How staggering was the genius of Leonardo Da Vinci? Consider this: the man who painted what many consider to the greatest painting, the Mona Lisa, also invented the submarine.
Leonardo conceived so many things that the pace of human progress must have slowed when he died on May 2, 1519 — exactly 500 years before the opening of the Museum of Science and Technology’s new exhibit, 500 Years of Genius.
It’s a bold title, but the breadth of Leonardo’s stride across art and science is unrivalled. He is the colossus of creativity and invention.
The exhibition both assembles (modern full-scale models from his original designs) and disassembles (an intensive separation of the Mona Lisa into layers). While it’s heartbreaking that “much of his work has been lost,” he left behind notebooks with thousands of pages, including the Codex Leicester that was purchased for more than $30 million U.S. by Bill Gates in1994. Reproductions of several codices are displayed, the pages dense with Leonardo’s tight handwriting and margins full of drawings, like the journal of a preternaturally inspired teenager. (In his teens Leonardo designed “burning mirrors” that would weld metal. When I was a teen I hung around behind McDonald’s and smoked cigarettes.)
The exhibition begins with reproductions of Leonardo paintings, including the exquisite Lady with an Ermine. Throughout the rooms are models built from his designs, and the scope of it all left me wishing he’d invented a device to pick up a dropped jaw.

§ **TO BE DONE**:
A. From the exhibit review, list every specific creation of Leonardo's that it names, including paintings, inventions, and notebooks.
B. According to the exhibit review, on what date did Leonardo die?
C. Quote the exhibit review between "The exhibition both" and "and smoked cigarettes.)", inclusive.

§ **DATA SEGMENT**:

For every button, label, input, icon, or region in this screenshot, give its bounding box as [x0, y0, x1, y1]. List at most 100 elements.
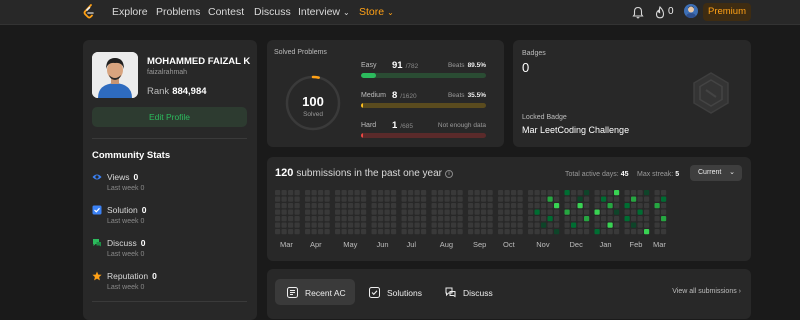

§ **IN RESPONSE**:
A.
- Mona Lisa
- the submarine
- Codex Leicester
- burning mirrors
- Lady with an Ermine

B. May 2, 1519

C.
The exhibition both assembles (modern full-scale models from his original designs) and disassembles (an intensive separation of the Mona Lisa into layers). While it’s heartbreaking that “much of his work has been lost,” he left behind notebooks with thousands of pages, including the Codex Leicester that was purchased for more than $30 million U.S. by Bill Gates in1994. Reproductions of several codices are displayed, the pages dense with Leonardo’s tight handwriting and margins full of drawings, like the journal of a preternaturally inspired teenager. (In his teens Leonardo designed “burning mirrors” that would weld metal. When I was a teen I hung around behind McDonald’s and smoked cigarettes.)